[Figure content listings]
# # # # #

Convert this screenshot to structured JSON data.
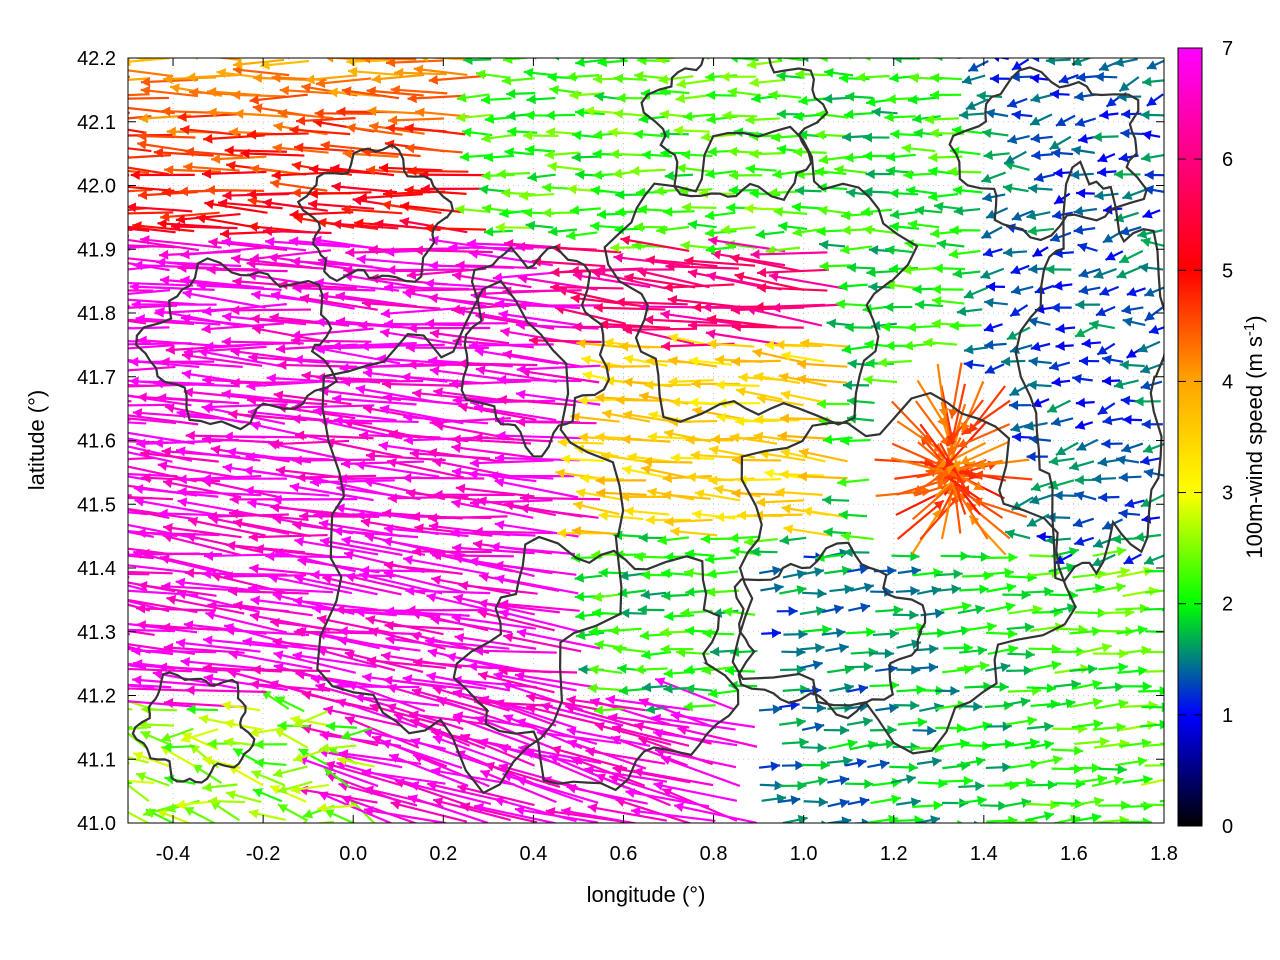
{
  "chart_data": {
    "type": "vector-field",
    "title": "",
    "xlabel": "longitude (°)",
    "ylabel": "latitude (°)",
    "xlim": [
      -0.5,
      1.8
    ],
    "ylim": [
      41.0,
      42.2
    ],
    "xticks": [
      -0.4,
      -0.2,
      0.0,
      0.2,
      0.4,
      0.6,
      0.8,
      1.0,
      1.2,
      1.4,
      1.6,
      1.8
    ],
    "xtick_labels": [
      "-0.4",
      "-0.2",
      "0.0",
      "0.2",
      "0.4",
      "0.6",
      "0.8",
      "1.0",
      "1.2",
      "1.4",
      "1.6",
      "1.8"
    ],
    "yticks": [
      41.0,
      41.1,
      41.2,
      41.3,
      41.4,
      41.5,
      41.6,
      41.7,
      41.8,
      41.9,
      42.0,
      42.1,
      42.2
    ],
    "ytick_labels": [
      "41.0",
      "41.1",
      "41.2",
      "41.3",
      "41.4",
      "41.5",
      "41.6",
      "41.7",
      "41.8",
      "41.9",
      "42.0",
      "42.1",
      "42.2"
    ],
    "grid": true,
    "colorbar": {
      "label": "100m-wind speed (m s",
      "label_sup": "-1",
      "label_suffix": ")",
      "range": [
        0,
        7
      ],
      "ticks": [
        0,
        1,
        2,
        3,
        4,
        5,
        6,
        7
      ],
      "tick_labels": [
        "0",
        "1",
        "2",
        "3",
        "4",
        "5",
        "6",
        "7"
      ],
      "colors": [
        "#000000",
        "#0000ff",
        "#00ff00",
        "#ffff00",
        "#ffa500",
        "#ff0000",
        "#ff00ff"
      ]
    },
    "vector_field": {
      "description_units": "wind speed in m s-1, direction in degrees (meteorological 'towards'): 180 = westward",
      "regions": [
        {
          "lon": [
            -0.5,
            0.6
          ],
          "lat": [
            41.2,
            41.9
          ],
          "speed": 7.0,
          "direction": "westward"
        },
        {
          "lon": [
            -0.5,
            0.3
          ],
          "lat": [
            41.9,
            42.2
          ],
          "speed": 5.0,
          "direction": "westward"
        },
        {
          "lon": [
            0.3,
            1.0
          ],
          "lat": [
            41.8,
            42.2
          ],
          "speed": 2.0,
          "direction": "westward"
        },
        {
          "lon": [
            0.5,
            1.1
          ],
          "lat": [
            41.5,
            41.8
          ],
          "speed": 3.5,
          "direction": "westward"
        },
        {
          "lon": [
            1.1,
            1.4
          ],
          "lat": [
            41.45,
            41.7
          ],
          "speed": 4.5,
          "direction": "converging"
        },
        {
          "lon": [
            0.9,
            1.8
          ],
          "lat": [
            41.0,
            41.4
          ],
          "speed": 1.5,
          "direction": "eastward"
        },
        {
          "lon": [
            1.4,
            1.8
          ],
          "lat": [
            41.6,
            42.2
          ],
          "speed": 1.0,
          "direction": "variable"
        },
        {
          "lon": [
            -0.5,
            0.0
          ],
          "lat": [
            41.0,
            41.2
          ],
          "speed": 2.5,
          "direction": "variable"
        }
      ]
    },
    "contours": {
      "color": "#333333",
      "levels": "terrain height (unlabeled)"
    }
  }
}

# # # # #

Aim:
Using the material above, retype each entry exactly and omit the pictures.

Exercise response:
Convert this screenshot to structured JSON data.
{
  "chart_data": {
    "type": "vector-field",
    "title": "",
    "xlabel": "longitude (°)",
    "ylabel": "latitude (°)",
    "xlim": [
      -0.5,
      1.8
    ],
    "ylim": [
      41.0,
      42.2
    ],
    "xticks": [
      -0.4,
      -0.2,
      0.0,
      0.2,
      0.4,
      0.6,
      0.8,
      1.0,
      1.2,
      1.4,
      1.6,
      1.8
    ],
    "xtick_labels": [
      "-0.4",
      "-0.2",
      "0.0",
      "0.2",
      "0.4",
      "0.6",
      "0.8",
      "1.0",
      "1.2",
      "1.4",
      "1.6",
      "1.8"
    ],
    "yticks": [
      41.0,
      41.1,
      41.2,
      41.3,
      41.4,
      41.5,
      41.6,
      41.7,
      41.8,
      41.9,
      42.0,
      42.1,
      42.2
    ],
    "ytick_labels": [
      "41.0",
      "41.1",
      "41.2",
      "41.3",
      "41.4",
      "41.5",
      "41.6",
      "41.7",
      "41.8",
      "41.9",
      "42.0",
      "42.1",
      "42.2"
    ],
    "grid": true,
    "colorbar": {
      "label": "100m-wind speed (m s",
      "label_sup": "-1",
      "label_suffix": ")",
      "range": [
        0,
        7
      ],
      "ticks": [
        0,
        1,
        2,
        3,
        4,
        5,
        6,
        7
      ],
      "tick_labels": [
        "0",
        "1",
        "2",
        "3",
        "4",
        "5",
        "6",
        "7"
      ],
      "colors": [
        "#000000",
        "#0000ff",
        "#00ff00",
        "#ffff00",
        "#ffa500",
        "#ff0000",
        "#ff00ff"
      ]
    },
    "vector_field": {
      "description_units": "wind speed in m s-1, direction in degrees (meteorological 'towards'): 180 = westward",
      "regions": [
        {
          "lon": [
            -0.5,
            0.6
          ],
          "lat": [
            41.2,
            41.9
          ],
          "speed": 7.0,
          "direction": "westward"
        },
        {
          "lon": [
            -0.5,
            0.3
          ],
          "lat": [
            41.9,
            42.2
          ],
          "speed": 5.0,
          "direction": "westward"
        },
        {
          "lon": [
            0.3,
            1.0
          ],
          "lat": [
            41.8,
            42.2
          ],
          "speed": 2.0,
          "direction": "westward"
        },
        {
          "lon": [
            0.5,
            1.1
          ],
          "lat": [
            41.5,
            41.8
          ],
          "speed": 3.5,
          "direction": "westward"
        },
        {
          "lon": [
            1.1,
            1.4
          ],
          "lat": [
            41.45,
            41.7
          ],
          "speed": 4.5,
          "direction": "converging"
        },
        {
          "lon": [
            0.9,
            1.8
          ],
          "lat": [
            41.0,
            41.4
          ],
          "speed": 1.5,
          "direction": "eastward"
        },
        {
          "lon": [
            1.4,
            1.8
          ],
          "lat": [
            41.6,
            42.2
          ],
          "speed": 1.0,
          "direction": "variable"
        },
        {
          "lon": [
            -0.5,
            0.0
          ],
          "lat": [
            41.0,
            41.2
          ],
          "speed": 2.5,
          "direction": "variable"
        }
      ]
    },
    "contours": {
      "color": "#333333",
      "levels": "terrain height (unlabeled)"
    }
  }
}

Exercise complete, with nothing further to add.